EXERCISE BRIEF: Show each line of the data below that has the string "Output" in it.

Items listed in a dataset
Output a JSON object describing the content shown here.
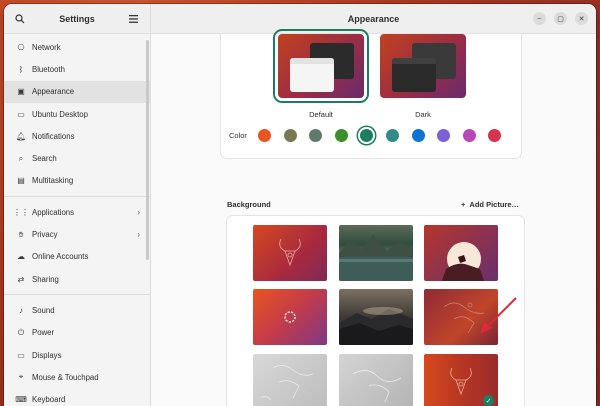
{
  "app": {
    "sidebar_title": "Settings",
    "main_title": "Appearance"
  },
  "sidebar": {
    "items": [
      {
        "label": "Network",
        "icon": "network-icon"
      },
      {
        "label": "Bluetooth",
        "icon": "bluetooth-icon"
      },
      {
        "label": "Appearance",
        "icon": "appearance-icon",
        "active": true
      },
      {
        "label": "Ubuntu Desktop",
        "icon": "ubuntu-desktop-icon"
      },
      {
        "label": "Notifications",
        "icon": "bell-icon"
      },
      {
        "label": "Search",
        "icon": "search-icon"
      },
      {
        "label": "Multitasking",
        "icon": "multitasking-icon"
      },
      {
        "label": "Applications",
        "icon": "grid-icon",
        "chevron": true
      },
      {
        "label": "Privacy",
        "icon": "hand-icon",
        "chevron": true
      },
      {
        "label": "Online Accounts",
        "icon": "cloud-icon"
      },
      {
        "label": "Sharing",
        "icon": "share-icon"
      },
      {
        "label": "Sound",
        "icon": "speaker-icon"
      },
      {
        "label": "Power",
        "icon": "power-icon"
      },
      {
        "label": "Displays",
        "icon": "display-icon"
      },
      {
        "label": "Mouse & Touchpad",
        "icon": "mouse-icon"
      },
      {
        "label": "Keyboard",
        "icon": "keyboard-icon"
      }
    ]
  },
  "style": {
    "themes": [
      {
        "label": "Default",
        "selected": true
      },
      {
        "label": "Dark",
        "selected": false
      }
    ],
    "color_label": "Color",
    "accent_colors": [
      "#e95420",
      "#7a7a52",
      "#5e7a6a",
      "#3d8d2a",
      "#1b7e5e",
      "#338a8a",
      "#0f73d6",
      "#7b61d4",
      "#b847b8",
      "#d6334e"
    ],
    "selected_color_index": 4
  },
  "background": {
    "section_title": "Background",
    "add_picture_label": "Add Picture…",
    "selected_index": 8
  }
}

* * *

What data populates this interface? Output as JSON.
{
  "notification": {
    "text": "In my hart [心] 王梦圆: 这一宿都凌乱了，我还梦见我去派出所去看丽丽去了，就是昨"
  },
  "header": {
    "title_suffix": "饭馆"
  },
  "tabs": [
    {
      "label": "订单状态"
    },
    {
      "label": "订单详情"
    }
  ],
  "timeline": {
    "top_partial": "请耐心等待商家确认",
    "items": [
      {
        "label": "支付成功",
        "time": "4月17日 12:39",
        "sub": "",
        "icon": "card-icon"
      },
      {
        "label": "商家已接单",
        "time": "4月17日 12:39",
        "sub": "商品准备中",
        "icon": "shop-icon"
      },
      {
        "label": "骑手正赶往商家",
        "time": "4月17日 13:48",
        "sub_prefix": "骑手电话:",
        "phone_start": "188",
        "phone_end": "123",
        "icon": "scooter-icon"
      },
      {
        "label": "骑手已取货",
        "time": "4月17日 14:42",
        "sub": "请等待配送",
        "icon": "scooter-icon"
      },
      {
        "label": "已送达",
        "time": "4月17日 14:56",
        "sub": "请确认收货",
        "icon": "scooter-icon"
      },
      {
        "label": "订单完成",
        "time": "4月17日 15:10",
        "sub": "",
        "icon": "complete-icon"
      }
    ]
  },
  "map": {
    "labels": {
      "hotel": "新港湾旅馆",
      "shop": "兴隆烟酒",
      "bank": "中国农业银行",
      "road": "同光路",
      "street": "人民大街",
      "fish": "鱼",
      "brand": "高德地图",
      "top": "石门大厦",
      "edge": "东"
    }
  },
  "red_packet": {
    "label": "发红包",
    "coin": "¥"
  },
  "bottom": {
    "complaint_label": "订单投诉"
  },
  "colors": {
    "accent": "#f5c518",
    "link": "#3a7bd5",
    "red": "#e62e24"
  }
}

REPLY:
Output a JSON object describing the content shown here.
What data populates this interface? Output as JSON.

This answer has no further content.